WRITTEN INSTRUCTION:
Restate the entries below verbatim.

EXTRACTED ENTRIES:
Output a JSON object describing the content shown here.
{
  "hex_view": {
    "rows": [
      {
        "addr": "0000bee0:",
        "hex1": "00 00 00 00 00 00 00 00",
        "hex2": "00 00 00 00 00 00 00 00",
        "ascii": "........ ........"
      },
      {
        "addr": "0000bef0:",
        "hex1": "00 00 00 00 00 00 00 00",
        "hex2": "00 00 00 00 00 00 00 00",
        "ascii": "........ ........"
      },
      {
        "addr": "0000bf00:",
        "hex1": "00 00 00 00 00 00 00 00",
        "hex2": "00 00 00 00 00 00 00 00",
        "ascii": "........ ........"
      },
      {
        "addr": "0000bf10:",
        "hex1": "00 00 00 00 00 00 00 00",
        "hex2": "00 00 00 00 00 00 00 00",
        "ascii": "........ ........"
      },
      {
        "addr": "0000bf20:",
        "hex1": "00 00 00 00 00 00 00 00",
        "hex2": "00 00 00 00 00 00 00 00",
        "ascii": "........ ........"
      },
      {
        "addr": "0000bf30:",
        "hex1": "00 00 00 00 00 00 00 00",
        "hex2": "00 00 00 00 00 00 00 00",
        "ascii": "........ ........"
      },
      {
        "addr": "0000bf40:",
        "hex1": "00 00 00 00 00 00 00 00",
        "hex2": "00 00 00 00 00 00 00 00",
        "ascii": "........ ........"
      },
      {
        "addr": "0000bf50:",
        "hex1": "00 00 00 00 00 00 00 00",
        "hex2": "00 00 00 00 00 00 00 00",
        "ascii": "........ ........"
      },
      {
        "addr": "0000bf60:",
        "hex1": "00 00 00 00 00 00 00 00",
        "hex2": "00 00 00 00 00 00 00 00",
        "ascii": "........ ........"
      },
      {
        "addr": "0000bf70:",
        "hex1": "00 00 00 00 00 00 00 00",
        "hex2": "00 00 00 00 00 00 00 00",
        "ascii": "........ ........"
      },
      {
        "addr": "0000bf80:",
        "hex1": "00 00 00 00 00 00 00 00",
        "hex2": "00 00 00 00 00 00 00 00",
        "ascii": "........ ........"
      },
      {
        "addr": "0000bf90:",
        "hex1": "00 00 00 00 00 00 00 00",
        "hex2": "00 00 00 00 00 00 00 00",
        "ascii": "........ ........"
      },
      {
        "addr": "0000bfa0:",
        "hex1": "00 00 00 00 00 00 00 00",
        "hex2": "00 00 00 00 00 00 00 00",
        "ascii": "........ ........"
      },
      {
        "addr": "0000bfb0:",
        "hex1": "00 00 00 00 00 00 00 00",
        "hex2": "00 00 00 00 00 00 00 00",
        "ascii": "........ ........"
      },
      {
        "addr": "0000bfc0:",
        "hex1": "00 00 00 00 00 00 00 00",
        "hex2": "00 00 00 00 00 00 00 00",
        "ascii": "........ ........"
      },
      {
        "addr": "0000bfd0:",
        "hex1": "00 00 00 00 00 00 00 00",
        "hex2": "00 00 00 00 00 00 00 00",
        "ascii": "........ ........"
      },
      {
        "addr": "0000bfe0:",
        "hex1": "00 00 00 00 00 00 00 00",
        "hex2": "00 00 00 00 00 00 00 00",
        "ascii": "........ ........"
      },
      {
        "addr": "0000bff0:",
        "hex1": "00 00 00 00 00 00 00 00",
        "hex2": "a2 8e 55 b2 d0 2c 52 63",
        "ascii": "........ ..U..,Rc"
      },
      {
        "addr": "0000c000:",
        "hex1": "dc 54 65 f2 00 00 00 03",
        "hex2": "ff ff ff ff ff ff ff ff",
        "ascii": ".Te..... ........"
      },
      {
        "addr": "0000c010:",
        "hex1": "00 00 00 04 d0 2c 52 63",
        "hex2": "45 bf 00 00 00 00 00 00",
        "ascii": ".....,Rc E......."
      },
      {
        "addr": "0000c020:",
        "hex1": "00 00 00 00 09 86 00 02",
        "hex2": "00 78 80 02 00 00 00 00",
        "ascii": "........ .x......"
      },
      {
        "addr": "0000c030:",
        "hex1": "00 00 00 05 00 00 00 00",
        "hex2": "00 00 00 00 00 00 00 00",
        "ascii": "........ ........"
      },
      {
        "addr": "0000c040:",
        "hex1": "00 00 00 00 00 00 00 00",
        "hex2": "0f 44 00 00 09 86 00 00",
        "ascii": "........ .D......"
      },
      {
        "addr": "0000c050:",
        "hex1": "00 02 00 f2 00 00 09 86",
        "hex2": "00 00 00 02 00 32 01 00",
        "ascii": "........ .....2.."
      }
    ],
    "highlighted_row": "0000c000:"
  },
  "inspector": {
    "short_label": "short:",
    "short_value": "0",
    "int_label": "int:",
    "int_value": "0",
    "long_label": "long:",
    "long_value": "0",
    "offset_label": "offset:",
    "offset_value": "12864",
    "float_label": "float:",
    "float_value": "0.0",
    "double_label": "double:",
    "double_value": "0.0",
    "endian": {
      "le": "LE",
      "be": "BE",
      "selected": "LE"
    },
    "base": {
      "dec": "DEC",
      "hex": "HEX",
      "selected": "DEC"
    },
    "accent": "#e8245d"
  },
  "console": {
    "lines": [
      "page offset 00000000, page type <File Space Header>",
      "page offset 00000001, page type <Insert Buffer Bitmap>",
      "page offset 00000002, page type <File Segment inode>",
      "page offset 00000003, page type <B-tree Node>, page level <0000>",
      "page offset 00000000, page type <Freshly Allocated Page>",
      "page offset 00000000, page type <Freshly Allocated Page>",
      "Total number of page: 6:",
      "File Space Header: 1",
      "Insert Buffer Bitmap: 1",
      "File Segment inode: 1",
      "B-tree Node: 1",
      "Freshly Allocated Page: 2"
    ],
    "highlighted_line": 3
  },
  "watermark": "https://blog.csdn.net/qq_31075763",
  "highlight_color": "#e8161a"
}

FULL RESPONSE:
Output a JSON object describing the content shown here.
{
  "hex_view": {
    "rows": [
      {
        "addr": "0000bee0:",
        "hex1": "00 00 00 00 00 00 00 00",
        "hex2": "00 00 00 00 00 00 00 00",
        "ascii": "........ ........"
      },
      {
        "addr": "0000bef0:",
        "hex1": "00 00 00 00 00 00 00 00",
        "hex2": "00 00 00 00 00 00 00 00",
        "ascii": "........ ........"
      },
      {
        "addr": "0000bf00:",
        "hex1": "00 00 00 00 00 00 00 00",
        "hex2": "00 00 00 00 00 00 00 00",
        "ascii": "........ ........"
      },
      {
        "addr": "0000bf10:",
        "hex1": "00 00 00 00 00 00 00 00",
        "hex2": "00 00 00 00 00 00 00 00",
        "ascii": "........ ........"
      },
      {
        "addr": "0000bf20:",
        "hex1": "00 00 00 00 00 00 00 00",
        "hex2": "00 00 00 00 00 00 00 00",
        "ascii": "........ ........"
      },
      {
        "addr": "0000bf30:",
        "hex1": "00 00 00 00 00 00 00 00",
        "hex2": "00 00 00 00 00 00 00 00",
        "ascii": "........ ........"
      },
      {
        "addr": "0000bf40:",
        "hex1": "00 00 00 00 00 00 00 00",
        "hex2": "00 00 00 00 00 00 00 00",
        "ascii": "........ ........"
      },
      {
        "addr": "0000bf50:",
        "hex1": "00 00 00 00 00 00 00 00",
        "hex2": "00 00 00 00 00 00 00 00",
        "ascii": "........ ........"
      },
      {
        "addr": "0000bf60:",
        "hex1": "00 00 00 00 00 00 00 00",
        "hex2": "00 00 00 00 00 00 00 00",
        "ascii": "........ ........"
      },
      {
        "addr": "0000bf70:",
        "hex1": "00 00 00 00 00 00 00 00",
        "hex2": "00 00 00 00 00 00 00 00",
        "ascii": "........ ........"
      },
      {
        "addr": "0000bf80:",
        "hex1": "00 00 00 00 00 00 00 00",
        "hex2": "00 00 00 00 00 00 00 00",
        "ascii": "........ ........"
      },
      {
        "addr": "0000bf90:",
        "hex1": "00 00 00 00 00 00 00 00",
        "hex2": "00 00 00 00 00 00 00 00",
        "ascii": "........ ........"
      },
      {
        "addr": "0000bfa0:",
        "hex1": "00 00 00 00 00 00 00 00",
        "hex2": "00 00 00 00 00 00 00 00",
        "ascii": "........ ........"
      },
      {
        "addr": "0000bfb0:",
        "hex1": "00 00 00 00 00 00 00 00",
        "hex2": "00 00 00 00 00 00 00 00",
        "ascii": "........ ........"
      },
      {
        "addr": "0000bfc0:",
        "hex1": "00 00 00 00 00 00 00 00",
        "hex2": "00 00 00 00 00 00 00 00",
        "ascii": "........ ........"
      },
      {
        "addr": "0000bfd0:",
        "hex1": "00 00 00 00 00 00 00 00",
        "hex2": "00 00 00 00 00 00 00 00",
        "ascii": "........ ........"
      },
      {
        "addr": "0000bfe0:",
        "hex1": "00 00 00 00 00 00 00 00",
        "hex2": "00 00 00 00 00 00 00 00",
        "ascii": "........ ........"
      },
      {
        "addr": "0000bff0:",
        "hex1": "00 00 00 00 00 00 00 00",
        "hex2": "a2 8e 55 b2 d0 2c 52 63",
        "ascii": "........ ..U..,Rc"
      },
      {
        "addr": "0000c000:",
        "hex1": "dc 54 65 f2 00 00 00 03",
        "hex2": "ff ff ff ff ff ff ff ff",
        "ascii": ".Te..... ........"
      },
      {
        "addr": "0000c010:",
        "hex1": "00 00 00 04 d0 2c 52 63",
        "hex2": "45 bf 00 00 00 00 00 00",
        "ascii": ".....,Rc E......."
      },
      {
        "addr": "0000c020:",
        "hex1": "00 00 00 00 09 86 00 02",
        "hex2": "00 78 80 02 00 00 00 00",
        "ascii": "........ .x......"
      },
      {
        "addr": "0000c030:",
        "hex1": "00 00 00 05 00 00 00 00",
        "hex2": "00 00 00 00 00 00 00 00",
        "ascii": "........ ........"
      },
      {
        "addr": "0000c040:",
        "hex1": "00 00 00 00 00 00 00 00",
        "hex2": "0f 44 00 00 09 86 00 00",
        "ascii": "........ .D......"
      },
      {
        "addr": "0000c050:",
        "hex1": "00 02 00 f2 00 00 09 86",
        "hex2": "00 00 00 02 00 32 01 00",
        "ascii": "........ .....2.."
      }
    ],
    "highlighted_row": "0000c000:"
  },
  "inspector": {
    "short_label": "short:",
    "short_value": "0",
    "int_label": "int:",
    "int_value": "0",
    "long_label": "long:",
    "long_value": "0",
    "offset_label": "offset:",
    "offset_value": "12864",
    "float_label": "float:",
    "float_value": "0.0",
    "double_label": "double:",
    "double_value": "0.0",
    "endian": {
      "le": "LE",
      "be": "BE",
      "selected": "LE"
    },
    "base": {
      "dec": "DEC",
      "hex": "HEX",
      "selected": "DEC"
    },
    "accent": "#e8245d"
  },
  "console": {
    "lines": [
      "page offset 00000000, page type <File Space Header>",
      "page offset 00000001, page type <Insert Buffer Bitmap>",
      "page offset 00000002, page type <File Segment inode>",
      "page offset 00000003, page type <B-tree Node>, page level <0000>",
      "page offset 00000000, page type <Freshly Allocated Page>",
      "page offset 00000000, page type <Freshly Allocated Page>",
      "Total number of page: 6:",
      "File Space Header: 1",
      "Insert Buffer Bitmap: 1",
      "File Segment inode: 1",
      "B-tree Node: 1",
      "Freshly Allocated Page: 2"
    ],
    "highlighted_line": 3
  },
  "watermark": "https://blog.csdn.net/qq_31075763",
  "highlight_color": "#e8161a"
}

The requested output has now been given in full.